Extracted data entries
* START *

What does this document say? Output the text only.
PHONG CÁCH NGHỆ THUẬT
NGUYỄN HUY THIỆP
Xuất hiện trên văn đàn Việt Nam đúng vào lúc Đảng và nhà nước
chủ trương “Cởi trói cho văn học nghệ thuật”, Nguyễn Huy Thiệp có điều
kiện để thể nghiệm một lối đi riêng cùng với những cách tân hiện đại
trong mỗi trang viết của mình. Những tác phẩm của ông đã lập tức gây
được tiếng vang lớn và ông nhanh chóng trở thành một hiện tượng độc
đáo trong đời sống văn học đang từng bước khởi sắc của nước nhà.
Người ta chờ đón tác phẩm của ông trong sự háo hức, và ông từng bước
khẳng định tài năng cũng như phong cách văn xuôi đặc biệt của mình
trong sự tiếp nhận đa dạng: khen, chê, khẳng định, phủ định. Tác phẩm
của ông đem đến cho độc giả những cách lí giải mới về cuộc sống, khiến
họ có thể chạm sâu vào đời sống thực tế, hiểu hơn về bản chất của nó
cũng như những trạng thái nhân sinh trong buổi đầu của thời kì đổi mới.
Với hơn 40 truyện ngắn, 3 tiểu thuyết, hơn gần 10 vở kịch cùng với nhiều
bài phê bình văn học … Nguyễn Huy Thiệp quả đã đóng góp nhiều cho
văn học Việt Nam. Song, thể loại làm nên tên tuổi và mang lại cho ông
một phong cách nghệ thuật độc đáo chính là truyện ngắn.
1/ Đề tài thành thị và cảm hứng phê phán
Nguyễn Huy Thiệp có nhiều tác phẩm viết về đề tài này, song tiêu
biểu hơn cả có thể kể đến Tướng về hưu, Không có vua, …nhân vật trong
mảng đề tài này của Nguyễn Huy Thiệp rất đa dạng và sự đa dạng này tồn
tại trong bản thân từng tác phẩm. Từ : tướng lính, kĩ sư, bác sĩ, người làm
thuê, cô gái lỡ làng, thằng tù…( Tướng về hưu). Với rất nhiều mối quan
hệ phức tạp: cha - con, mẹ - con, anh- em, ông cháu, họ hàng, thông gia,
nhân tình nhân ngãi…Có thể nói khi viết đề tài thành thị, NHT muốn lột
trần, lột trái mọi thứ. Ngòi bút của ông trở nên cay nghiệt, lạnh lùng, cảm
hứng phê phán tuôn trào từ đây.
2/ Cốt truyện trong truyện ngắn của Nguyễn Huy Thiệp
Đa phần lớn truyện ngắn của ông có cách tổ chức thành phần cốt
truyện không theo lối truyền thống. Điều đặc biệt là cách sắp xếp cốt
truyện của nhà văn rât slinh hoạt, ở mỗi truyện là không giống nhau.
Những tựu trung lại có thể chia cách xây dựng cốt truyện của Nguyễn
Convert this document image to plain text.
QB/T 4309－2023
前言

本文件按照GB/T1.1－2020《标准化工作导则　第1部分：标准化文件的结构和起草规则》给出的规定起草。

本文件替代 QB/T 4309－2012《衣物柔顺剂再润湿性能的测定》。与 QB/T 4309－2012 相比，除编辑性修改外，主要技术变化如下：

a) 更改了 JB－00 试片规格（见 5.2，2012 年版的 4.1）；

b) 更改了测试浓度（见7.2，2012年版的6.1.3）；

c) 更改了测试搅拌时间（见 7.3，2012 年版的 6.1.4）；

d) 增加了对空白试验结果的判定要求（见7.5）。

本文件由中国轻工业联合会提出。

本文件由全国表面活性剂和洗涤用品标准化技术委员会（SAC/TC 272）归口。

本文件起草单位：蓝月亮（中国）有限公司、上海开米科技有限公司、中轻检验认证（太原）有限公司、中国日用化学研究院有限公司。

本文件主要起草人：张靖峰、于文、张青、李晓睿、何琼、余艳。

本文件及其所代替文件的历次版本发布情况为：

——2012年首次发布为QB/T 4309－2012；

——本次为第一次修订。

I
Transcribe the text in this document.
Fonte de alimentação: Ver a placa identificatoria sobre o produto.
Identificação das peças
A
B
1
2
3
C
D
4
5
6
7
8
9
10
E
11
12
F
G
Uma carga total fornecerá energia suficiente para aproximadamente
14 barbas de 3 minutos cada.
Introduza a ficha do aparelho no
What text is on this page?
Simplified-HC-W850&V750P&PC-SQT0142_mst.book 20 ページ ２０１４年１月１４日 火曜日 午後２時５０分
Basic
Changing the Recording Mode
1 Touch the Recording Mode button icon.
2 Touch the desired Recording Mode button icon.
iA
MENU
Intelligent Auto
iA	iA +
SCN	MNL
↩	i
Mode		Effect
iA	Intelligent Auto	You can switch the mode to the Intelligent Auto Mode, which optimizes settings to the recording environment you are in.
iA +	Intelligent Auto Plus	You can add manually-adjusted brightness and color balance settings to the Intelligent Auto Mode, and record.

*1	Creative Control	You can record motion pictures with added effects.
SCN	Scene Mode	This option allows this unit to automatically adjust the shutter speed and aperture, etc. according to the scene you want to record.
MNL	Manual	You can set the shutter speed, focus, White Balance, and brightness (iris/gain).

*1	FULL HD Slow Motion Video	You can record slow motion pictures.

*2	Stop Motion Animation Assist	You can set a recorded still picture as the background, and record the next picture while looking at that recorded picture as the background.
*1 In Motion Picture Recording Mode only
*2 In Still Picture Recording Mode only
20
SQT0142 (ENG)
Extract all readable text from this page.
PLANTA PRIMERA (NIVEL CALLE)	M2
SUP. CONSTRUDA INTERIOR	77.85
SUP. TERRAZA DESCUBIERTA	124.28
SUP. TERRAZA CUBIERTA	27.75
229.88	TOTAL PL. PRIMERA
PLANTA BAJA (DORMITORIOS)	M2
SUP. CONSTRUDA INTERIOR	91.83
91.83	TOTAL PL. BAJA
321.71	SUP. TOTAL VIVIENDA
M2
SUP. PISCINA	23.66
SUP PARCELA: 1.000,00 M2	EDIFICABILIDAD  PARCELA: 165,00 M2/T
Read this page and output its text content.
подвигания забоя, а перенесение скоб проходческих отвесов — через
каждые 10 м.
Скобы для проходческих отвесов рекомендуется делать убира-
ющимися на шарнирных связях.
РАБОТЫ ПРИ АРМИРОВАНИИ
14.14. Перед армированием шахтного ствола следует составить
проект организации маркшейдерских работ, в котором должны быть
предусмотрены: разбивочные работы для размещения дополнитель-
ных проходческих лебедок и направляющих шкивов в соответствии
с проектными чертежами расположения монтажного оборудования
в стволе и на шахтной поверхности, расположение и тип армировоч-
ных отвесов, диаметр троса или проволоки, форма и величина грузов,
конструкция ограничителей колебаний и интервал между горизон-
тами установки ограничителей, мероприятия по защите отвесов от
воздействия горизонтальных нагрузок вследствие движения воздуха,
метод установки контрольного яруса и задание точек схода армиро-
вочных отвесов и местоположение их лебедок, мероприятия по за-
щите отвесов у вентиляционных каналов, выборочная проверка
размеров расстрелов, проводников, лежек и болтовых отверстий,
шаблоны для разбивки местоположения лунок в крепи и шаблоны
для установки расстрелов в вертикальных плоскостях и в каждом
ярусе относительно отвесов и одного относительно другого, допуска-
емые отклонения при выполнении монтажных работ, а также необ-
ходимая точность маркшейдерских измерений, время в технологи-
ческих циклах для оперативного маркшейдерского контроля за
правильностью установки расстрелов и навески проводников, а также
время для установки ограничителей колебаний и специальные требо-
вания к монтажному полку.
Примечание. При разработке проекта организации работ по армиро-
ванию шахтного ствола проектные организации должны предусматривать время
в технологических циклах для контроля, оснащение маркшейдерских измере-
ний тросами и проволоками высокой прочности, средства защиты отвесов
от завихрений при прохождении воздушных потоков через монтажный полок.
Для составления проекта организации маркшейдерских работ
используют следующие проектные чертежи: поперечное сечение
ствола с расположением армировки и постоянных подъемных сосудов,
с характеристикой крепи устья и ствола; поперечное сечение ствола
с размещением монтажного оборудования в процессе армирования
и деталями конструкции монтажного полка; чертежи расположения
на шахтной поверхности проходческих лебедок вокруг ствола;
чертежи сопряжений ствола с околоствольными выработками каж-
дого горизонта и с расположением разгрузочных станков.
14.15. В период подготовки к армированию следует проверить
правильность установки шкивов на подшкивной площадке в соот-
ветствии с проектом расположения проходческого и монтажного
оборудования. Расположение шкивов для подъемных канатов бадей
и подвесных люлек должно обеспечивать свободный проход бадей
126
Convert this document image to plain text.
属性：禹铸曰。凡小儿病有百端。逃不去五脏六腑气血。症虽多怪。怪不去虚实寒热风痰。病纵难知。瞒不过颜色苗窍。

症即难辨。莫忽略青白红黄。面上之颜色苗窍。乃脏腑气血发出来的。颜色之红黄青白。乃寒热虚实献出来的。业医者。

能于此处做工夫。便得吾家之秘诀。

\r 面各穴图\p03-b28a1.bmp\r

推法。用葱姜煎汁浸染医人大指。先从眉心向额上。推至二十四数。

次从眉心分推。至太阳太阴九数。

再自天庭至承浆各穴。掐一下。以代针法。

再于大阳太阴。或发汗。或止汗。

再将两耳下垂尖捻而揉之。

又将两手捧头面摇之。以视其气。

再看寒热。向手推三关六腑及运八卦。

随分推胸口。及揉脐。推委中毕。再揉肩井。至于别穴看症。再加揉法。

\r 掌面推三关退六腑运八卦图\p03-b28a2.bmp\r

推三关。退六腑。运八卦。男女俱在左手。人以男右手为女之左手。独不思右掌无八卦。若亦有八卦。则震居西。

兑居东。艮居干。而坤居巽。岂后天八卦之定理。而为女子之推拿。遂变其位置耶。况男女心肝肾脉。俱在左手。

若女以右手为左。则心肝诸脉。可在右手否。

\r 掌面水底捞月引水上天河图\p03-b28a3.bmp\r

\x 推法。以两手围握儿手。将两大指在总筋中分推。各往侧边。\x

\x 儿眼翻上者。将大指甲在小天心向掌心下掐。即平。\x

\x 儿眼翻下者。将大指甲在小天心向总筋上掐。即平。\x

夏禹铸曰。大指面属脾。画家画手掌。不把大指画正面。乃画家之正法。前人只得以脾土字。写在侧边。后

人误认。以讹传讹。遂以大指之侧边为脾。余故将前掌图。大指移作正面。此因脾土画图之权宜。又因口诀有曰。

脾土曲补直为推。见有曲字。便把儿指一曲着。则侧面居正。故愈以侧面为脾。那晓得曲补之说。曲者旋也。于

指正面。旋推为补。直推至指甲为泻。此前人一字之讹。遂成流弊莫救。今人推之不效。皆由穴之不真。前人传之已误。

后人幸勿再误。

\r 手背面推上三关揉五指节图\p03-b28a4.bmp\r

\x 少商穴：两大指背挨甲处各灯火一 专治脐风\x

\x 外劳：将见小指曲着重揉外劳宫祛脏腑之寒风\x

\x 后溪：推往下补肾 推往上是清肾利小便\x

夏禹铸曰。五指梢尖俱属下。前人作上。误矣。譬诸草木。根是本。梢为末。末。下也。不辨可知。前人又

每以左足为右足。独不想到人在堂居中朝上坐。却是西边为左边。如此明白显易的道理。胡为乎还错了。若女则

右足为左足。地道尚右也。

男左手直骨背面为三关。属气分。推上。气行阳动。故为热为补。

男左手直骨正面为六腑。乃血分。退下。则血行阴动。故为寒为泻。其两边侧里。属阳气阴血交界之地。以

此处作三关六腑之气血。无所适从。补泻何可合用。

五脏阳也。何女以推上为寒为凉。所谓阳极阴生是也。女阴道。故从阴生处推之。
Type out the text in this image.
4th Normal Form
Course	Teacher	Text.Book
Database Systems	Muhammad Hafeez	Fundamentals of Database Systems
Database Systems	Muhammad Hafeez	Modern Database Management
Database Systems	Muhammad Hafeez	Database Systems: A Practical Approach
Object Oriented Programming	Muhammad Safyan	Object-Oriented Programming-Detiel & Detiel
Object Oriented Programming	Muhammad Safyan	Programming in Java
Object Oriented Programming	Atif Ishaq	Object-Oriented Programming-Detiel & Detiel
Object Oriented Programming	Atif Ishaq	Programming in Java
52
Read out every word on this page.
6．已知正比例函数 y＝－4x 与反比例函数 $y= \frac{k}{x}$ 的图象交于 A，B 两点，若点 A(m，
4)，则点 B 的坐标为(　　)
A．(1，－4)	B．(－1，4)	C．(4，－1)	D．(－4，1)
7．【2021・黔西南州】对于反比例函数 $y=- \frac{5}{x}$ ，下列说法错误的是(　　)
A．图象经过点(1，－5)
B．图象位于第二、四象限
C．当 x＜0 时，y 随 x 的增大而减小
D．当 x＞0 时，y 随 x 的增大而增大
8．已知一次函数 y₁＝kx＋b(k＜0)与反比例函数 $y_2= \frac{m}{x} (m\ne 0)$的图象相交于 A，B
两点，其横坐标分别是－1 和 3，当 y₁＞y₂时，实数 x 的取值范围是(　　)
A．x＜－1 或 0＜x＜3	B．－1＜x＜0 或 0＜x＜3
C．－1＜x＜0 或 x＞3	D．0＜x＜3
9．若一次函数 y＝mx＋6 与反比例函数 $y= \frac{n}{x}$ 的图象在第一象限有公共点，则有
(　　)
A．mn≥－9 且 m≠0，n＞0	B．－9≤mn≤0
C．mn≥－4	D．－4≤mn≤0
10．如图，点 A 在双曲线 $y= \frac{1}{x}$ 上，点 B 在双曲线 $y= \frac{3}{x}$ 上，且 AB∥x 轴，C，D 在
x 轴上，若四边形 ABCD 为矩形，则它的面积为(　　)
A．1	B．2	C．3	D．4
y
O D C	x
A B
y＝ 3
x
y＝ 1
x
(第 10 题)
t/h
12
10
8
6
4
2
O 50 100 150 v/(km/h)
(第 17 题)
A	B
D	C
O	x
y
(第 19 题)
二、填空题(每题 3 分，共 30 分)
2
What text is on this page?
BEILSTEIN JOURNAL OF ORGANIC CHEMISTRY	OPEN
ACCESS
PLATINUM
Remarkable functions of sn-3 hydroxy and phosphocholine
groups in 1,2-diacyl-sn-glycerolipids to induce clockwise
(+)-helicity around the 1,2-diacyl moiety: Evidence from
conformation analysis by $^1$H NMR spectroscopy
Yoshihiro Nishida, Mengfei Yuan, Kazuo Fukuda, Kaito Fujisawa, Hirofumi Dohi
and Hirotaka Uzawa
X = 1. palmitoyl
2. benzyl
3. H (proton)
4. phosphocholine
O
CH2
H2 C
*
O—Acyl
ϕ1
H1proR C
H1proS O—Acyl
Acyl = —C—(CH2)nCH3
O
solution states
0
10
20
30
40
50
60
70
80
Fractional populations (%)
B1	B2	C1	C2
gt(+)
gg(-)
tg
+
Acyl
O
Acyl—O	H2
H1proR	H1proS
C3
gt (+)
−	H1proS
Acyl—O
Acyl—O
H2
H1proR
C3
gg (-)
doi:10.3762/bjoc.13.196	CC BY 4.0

* END *

EXERCISE BRIEF
Tally every line of the data that holds the word "проекта" and write the count alone.

EXERCISE RESULT
2